SEITE:
■ ■ ■ ■ ■ ■ ■

# Problem bei Railroad Tycoon 1



## Hirschi2000 (22. Dezember 2006)

Ich habe mir die  englische Freeware-Version von RT 1 gezogen. Mein Problem ist: Um Gleise zu legen muss man eigentlich die rechte Schifttaste und die entsprechende Zahl auf dem Nummernblock drücken. Aber es tut sich nichts. Der Cursor bewegt sich zwar in die entsprechende Richtung aber es werden keine Gleise gebaut. Kann mir einer weiterhelfen? 
Vielen Dank schonmal im vorraus.


----------



## Goddess (23. Dezember 2006)

Zuerst musst du eine Station oder ein Gebäude als Startpunkt für die Geleise wählen. Danach kannst du durch das drücken der 4 Pfeiltasten auf der Tastatur die Geleise "verlegen".


----------



## Hirschi2000 (23. Dezember 2006)

Goddess am 23.12.2006 17:10 schrieb:
			
		

> Zuerst musst du eine Station oder ein Gebäude als Startpunkt für die Geleise wählen. Danach kannst du durch das drücken der 4 Pfeiltasten auf der Tastatur die Geleise "verlegen".



Dann kann ich sie nach Norden,Osten,Süden und Westen legen. Aber ich will ja auch mal nach Nordost,Südost usw. bauen. Das ist mein Problem.


----------



## Goddess (24. Dezember 2006)

■ ■ ■ ■ ■ ■ ■

BEREITGESTELLTE ANGABEN:

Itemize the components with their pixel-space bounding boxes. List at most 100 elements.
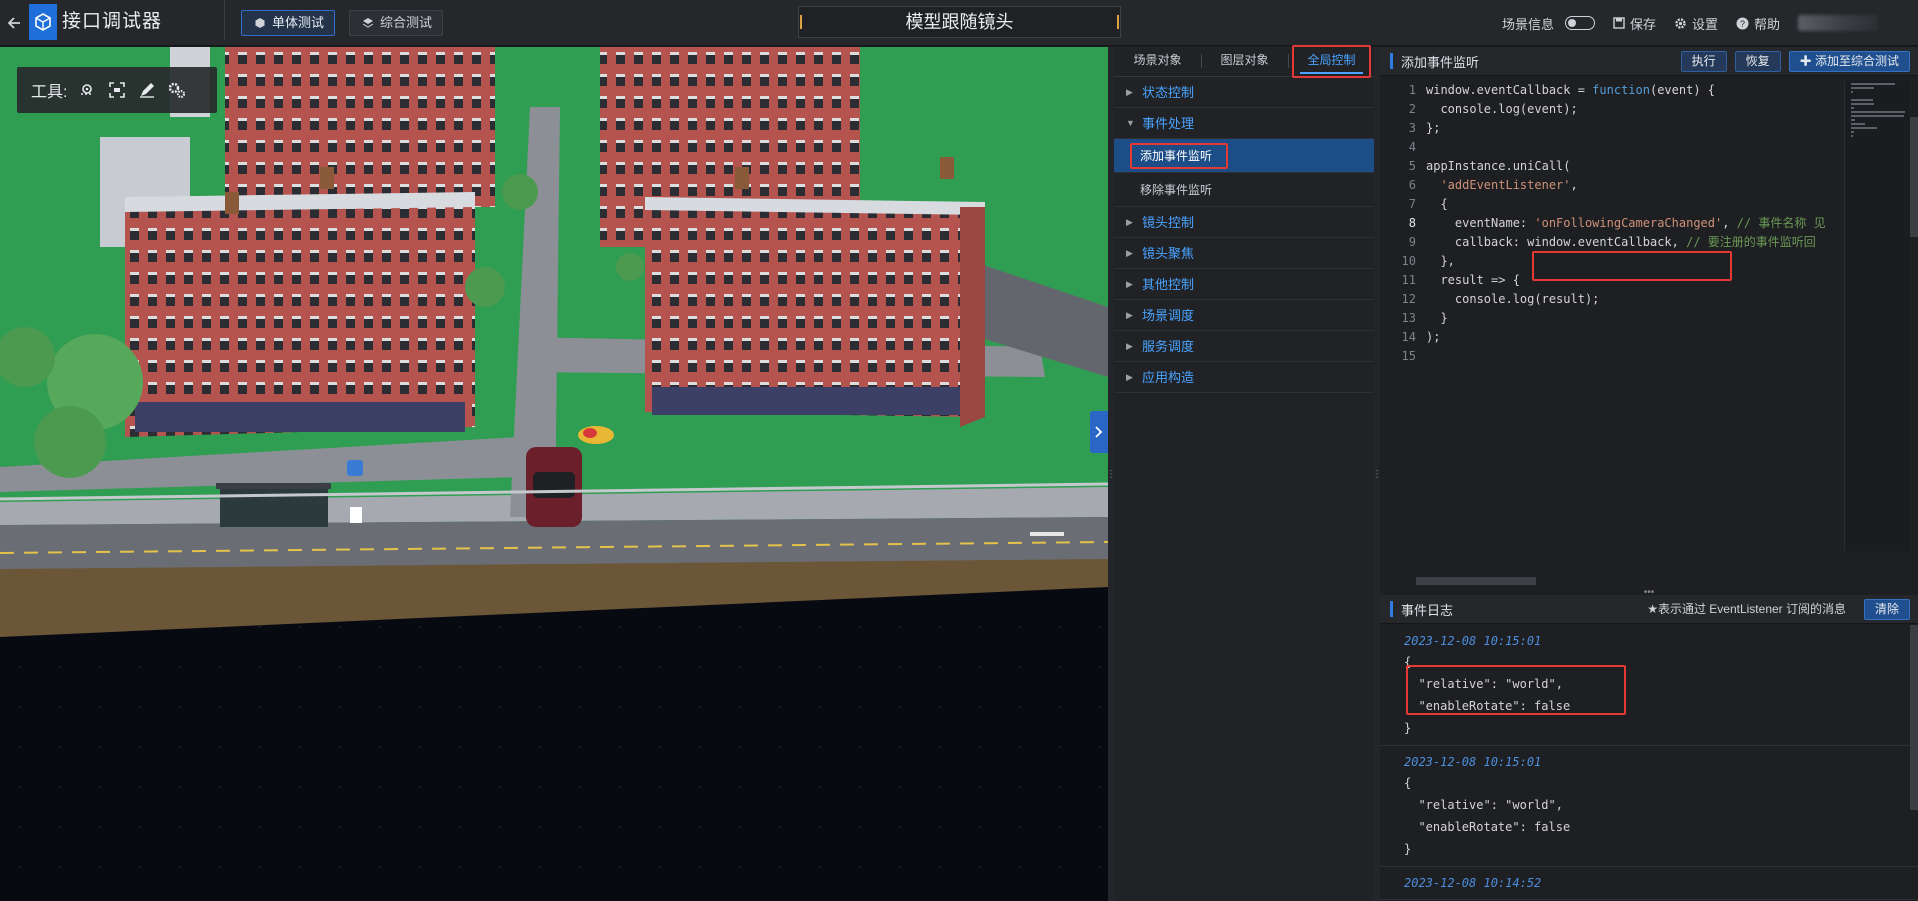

■ ■ ■ ■ ■ ■ ■

AUFGABE:
Schreibe bitte die Stelle aus dem Forenthread zu Railroad Tycoon wortgetreu ab, die bei „Ich habe mir“ beginnt und mit „Goddess (23. Dezember 2006)“ endet.

LÖSUNG ZUR AUFGABE:
Ich habe mir die  englische Freeware-Version von RT 1 gezogen. Mein Problem ist: Um Gleise zu legen muss man eigentlich die rechte Schifttaste und die entsprechende Zahl auf dem Nummernblock drücken. Aber es tut sich nichts. Der Cursor bewegt sich zwar in die entsprechende Richtung aber es werden keine Gleise gebaut. Kann mir einer weiterhelfen? 
Vielen Dank schonmal im vorraus.


----------



## Goddess (23. Dezember 2006)